* START The data *

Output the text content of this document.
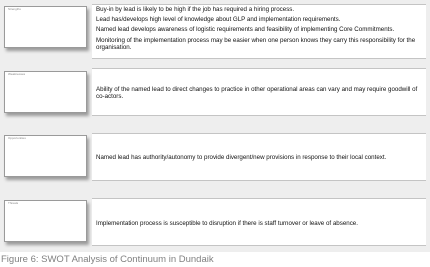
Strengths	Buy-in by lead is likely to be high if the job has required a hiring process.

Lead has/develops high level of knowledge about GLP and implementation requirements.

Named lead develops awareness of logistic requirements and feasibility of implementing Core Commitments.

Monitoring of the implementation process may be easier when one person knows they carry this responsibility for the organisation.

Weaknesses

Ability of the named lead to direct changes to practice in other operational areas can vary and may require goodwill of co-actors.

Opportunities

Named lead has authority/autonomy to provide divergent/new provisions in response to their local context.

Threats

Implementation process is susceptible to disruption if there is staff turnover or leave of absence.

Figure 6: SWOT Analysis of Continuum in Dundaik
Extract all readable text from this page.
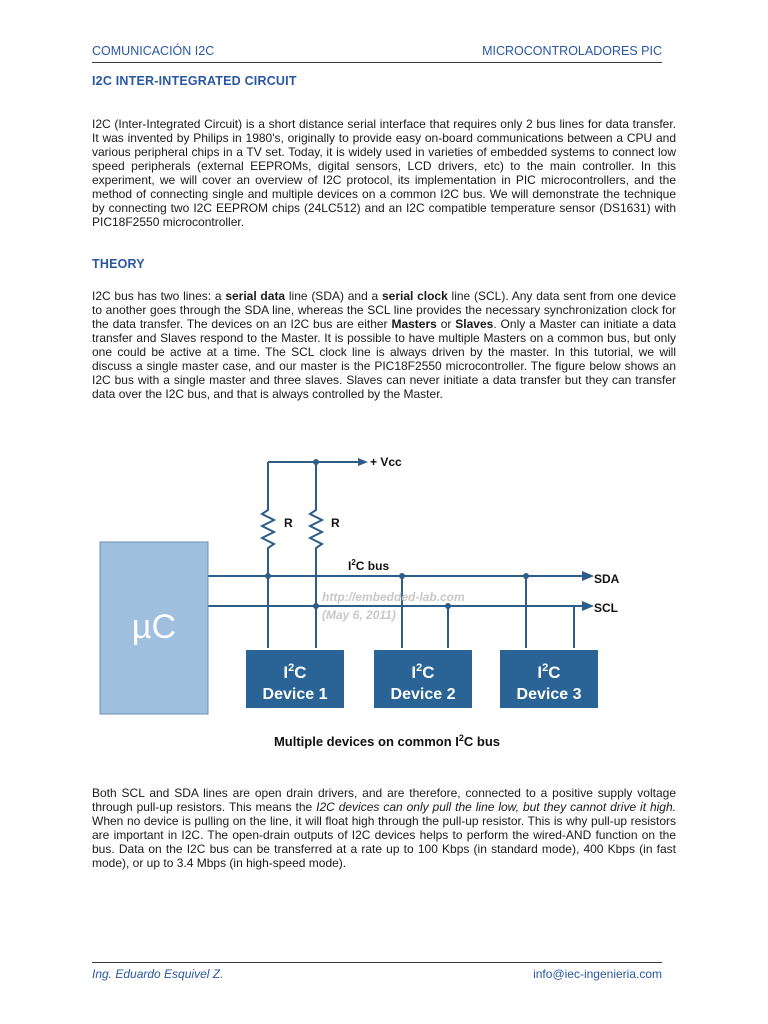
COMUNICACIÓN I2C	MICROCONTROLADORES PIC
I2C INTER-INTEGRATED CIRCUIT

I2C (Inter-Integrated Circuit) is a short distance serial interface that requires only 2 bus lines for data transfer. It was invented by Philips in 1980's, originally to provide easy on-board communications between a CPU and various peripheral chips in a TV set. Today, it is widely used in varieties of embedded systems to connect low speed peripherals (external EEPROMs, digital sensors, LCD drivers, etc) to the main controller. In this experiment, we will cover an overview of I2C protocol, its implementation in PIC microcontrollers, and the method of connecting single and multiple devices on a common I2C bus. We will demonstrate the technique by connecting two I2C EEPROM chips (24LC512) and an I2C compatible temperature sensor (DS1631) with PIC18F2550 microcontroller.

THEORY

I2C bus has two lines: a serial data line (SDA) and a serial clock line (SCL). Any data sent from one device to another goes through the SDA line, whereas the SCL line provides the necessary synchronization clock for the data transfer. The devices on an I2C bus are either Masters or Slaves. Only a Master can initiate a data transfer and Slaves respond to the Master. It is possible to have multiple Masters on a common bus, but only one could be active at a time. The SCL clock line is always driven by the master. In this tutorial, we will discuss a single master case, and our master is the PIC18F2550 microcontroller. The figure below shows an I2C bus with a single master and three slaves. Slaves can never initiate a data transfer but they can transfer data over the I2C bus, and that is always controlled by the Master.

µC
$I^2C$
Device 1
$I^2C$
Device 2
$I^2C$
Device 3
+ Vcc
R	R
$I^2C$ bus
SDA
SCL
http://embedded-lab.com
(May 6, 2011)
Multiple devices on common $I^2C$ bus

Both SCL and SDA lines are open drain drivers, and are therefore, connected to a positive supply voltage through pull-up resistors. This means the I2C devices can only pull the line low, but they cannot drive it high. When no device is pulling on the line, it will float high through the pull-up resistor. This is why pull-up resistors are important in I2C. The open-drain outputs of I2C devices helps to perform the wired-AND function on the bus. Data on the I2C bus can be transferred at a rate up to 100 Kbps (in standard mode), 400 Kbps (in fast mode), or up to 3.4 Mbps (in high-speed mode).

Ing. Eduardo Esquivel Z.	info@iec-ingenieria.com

* END The data *
* START The data *

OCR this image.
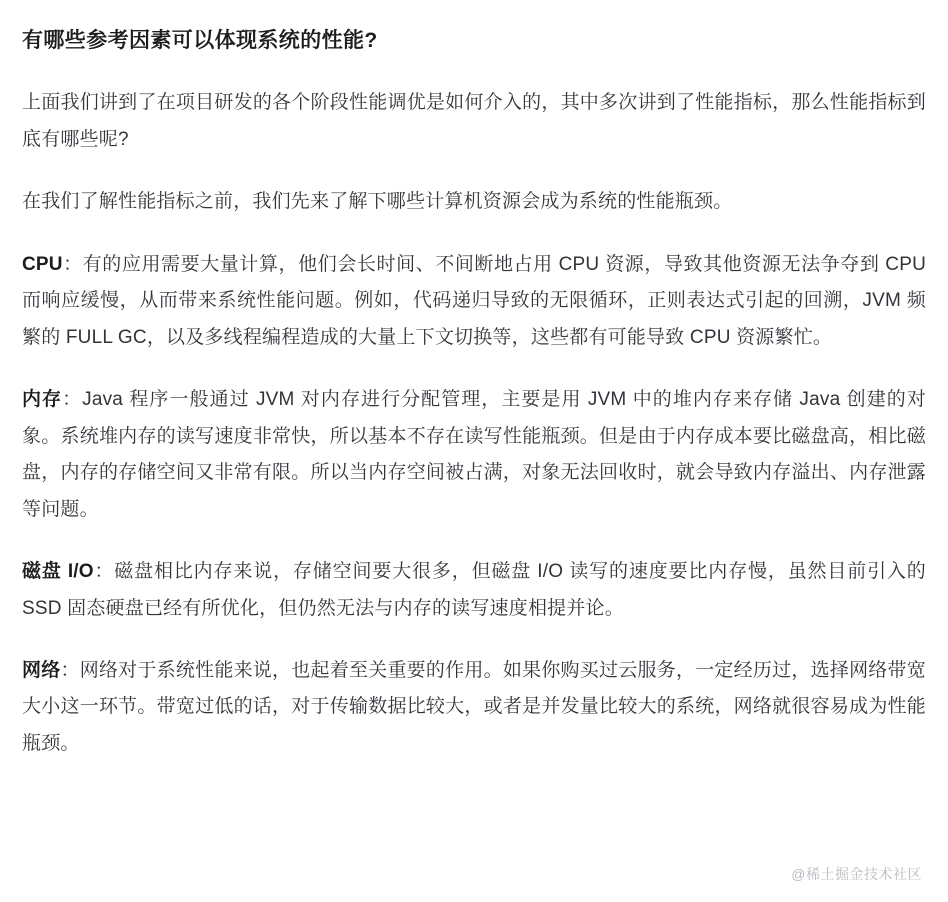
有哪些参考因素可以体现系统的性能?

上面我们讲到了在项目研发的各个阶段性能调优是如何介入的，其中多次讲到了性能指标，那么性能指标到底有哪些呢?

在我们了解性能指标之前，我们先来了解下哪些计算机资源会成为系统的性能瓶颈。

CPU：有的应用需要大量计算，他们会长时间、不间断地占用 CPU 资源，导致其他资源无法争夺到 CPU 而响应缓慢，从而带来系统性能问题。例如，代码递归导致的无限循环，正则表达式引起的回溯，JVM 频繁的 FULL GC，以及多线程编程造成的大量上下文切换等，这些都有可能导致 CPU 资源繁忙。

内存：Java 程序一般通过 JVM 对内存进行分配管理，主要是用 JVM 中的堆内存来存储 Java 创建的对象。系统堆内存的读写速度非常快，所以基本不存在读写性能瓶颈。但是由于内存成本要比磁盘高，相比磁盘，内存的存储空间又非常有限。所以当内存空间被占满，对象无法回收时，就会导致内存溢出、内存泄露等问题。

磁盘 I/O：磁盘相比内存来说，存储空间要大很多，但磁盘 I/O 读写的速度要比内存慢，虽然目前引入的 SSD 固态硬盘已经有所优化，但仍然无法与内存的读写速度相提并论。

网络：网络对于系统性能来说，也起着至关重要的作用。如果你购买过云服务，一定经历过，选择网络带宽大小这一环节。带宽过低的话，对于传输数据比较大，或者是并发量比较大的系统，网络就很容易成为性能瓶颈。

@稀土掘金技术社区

* END The data *
* START The data *

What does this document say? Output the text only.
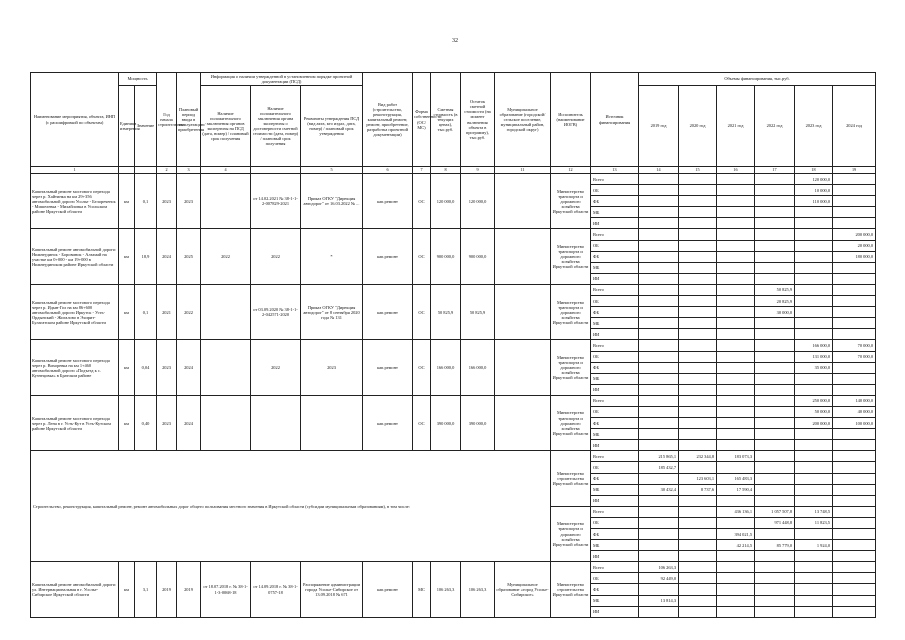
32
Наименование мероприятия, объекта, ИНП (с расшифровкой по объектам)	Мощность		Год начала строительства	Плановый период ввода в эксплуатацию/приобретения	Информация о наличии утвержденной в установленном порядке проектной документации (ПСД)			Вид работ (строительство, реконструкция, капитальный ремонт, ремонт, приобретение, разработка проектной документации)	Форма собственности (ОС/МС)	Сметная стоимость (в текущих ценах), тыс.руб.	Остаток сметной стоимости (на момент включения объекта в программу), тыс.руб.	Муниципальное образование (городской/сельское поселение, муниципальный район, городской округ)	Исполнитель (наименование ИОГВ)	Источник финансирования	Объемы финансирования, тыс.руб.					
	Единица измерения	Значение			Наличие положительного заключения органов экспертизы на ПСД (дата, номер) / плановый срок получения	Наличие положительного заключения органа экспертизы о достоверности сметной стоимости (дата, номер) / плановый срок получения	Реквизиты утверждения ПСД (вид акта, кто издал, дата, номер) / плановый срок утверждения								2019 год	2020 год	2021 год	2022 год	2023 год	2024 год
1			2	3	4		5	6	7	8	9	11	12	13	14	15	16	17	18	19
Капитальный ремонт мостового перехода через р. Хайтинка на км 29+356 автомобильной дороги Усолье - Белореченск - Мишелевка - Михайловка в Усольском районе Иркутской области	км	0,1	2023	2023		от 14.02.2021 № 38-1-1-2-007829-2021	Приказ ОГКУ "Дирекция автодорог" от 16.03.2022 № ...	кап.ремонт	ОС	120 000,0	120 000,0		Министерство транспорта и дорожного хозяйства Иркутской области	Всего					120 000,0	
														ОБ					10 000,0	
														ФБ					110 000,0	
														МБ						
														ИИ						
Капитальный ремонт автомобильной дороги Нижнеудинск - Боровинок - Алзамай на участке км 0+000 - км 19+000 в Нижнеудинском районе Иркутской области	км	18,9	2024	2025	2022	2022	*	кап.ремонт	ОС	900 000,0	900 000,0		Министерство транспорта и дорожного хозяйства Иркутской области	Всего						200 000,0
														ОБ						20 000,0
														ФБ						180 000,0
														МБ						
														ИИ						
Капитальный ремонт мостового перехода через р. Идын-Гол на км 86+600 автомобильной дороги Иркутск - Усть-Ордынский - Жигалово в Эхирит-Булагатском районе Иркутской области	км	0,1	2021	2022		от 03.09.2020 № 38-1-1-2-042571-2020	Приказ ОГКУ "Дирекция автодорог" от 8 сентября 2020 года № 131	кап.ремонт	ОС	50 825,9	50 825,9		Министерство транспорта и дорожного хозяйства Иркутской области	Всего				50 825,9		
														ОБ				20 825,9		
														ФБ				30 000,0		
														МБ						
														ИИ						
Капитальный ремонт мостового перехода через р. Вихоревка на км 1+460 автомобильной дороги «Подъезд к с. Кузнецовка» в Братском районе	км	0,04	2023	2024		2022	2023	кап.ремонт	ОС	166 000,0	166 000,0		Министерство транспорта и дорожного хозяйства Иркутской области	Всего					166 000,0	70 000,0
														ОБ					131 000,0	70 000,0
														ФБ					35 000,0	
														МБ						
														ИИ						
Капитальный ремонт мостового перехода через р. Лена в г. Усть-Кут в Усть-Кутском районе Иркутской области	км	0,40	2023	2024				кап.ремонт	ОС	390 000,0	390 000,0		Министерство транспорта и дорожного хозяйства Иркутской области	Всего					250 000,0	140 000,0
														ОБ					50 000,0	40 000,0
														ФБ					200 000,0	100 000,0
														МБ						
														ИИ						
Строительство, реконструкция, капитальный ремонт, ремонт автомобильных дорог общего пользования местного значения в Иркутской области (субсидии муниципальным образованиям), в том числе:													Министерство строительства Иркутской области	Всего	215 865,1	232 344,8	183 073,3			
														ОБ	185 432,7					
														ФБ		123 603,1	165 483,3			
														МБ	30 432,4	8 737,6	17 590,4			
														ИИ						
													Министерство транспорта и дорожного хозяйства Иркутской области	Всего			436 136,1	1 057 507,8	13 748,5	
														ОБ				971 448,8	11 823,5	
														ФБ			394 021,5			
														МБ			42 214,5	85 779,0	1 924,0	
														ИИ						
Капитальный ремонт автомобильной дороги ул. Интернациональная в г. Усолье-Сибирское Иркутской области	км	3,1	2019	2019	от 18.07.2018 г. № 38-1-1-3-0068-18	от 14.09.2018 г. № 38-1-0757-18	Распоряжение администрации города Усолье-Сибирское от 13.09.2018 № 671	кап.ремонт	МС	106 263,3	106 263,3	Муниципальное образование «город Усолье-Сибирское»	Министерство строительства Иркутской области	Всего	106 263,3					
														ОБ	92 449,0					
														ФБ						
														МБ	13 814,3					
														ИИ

* END The data *

● Directions for this task
Pick out lines containing the word "develops", each one as written.

● Task answer
Lead has/develops high level of knowledge about GLP and implementation requirements.
Named lead develops awareness of logistic requirements and feasibility of implementing Core Commitments.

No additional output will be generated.